| Given task |
Omit the pictures and return every entry exactly as written.

| Supplied data |
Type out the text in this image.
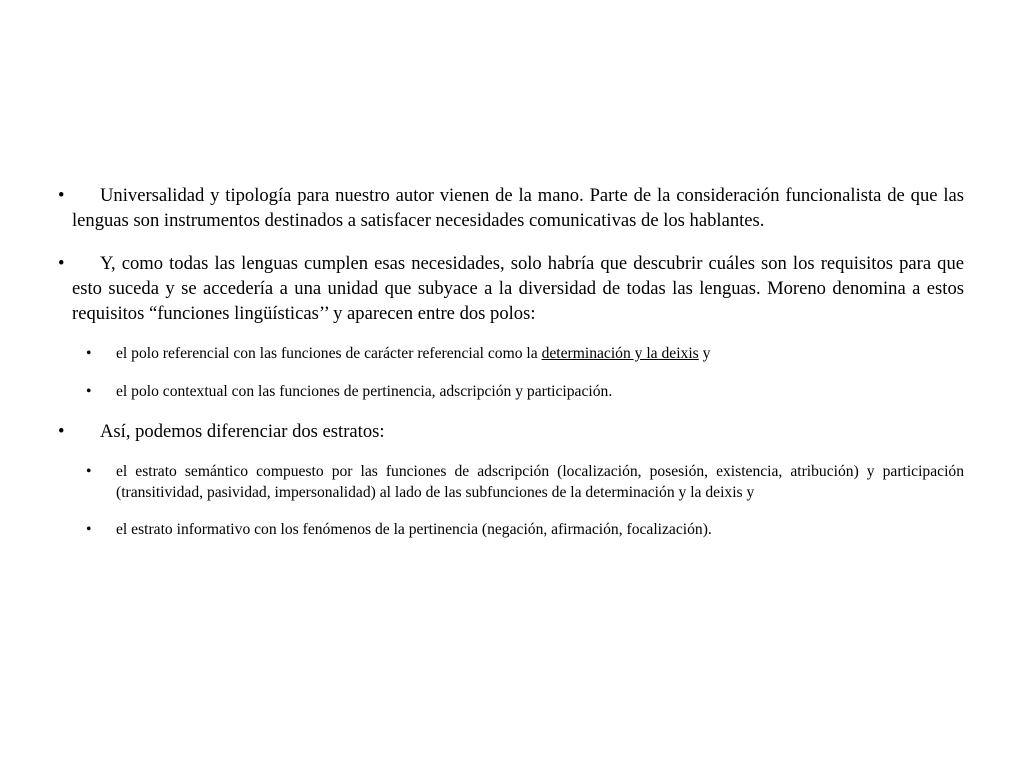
• Universalidad y tipología para nuestro autor vienen de la mano. Parte de la consideración funcionalista de que las lenguas son instrumentos destinados a satisfacer necesidades comunicativas de los hablantes.

• Y, como todas las lenguas cumplen esas necesidades, solo habría que descubrir cuáles son los requisitos para que esto suceda y se accedería a una unidad que subyace a la diversidad de todas las lenguas. Moreno denomina a estos requisitos “funciones lingüísticas’’ y aparecen entre dos polos:

• el polo referencial con las funciones de carácter referencial como la determinación y la deixis y
• el polo contextual con las funciones de pertinencia, adscripción y participación.

• Así, podemos diferenciar dos estratos:

• el estrato semántico compuesto por las funciones de adscripción (localización, posesión, existencia, atribución) y participación (transitividad, pasividad, impersonalidad) al lado de las subfunciones de la determinación y la deixis y
• el estrato informativo con los fenómenos de la pertinencia (negación, afirmación, focalización).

| Full response |
Type out the text in this image.
• Universalidad y tipología para nuestro autor vienen de la mano. Parte de la consideración funcionalista de que las lenguas son instrumentos destinados a satisfacer necesidades comunicativas de los hablantes.

• Y, como todas las lenguas cumplen esas necesidades, solo habría que descubrir cuáles son los requisitos para que esto suceda y se accedería a una unidad que subyace a la diversidad de todas las lenguas. Moreno denomina a estos requisitos “funciones lingüísticas’’ y aparecen entre dos polos:

• el polo referencial con las funciones de carácter referencial como la determinación y la deixis y
• el polo contextual con las funciones de pertinencia, adscripción y participación.

• Así, podemos diferenciar dos estratos:

• el estrato semántico compuesto por las funciones de adscripción (localización, posesión, existencia, atribución) y participación (transitividad, pasividad, impersonalidad) al lado de las subfunciones de la determinación y la deixis y
• el estrato informativo con los fenómenos de la pertinencia (negación, afirmación, focalización).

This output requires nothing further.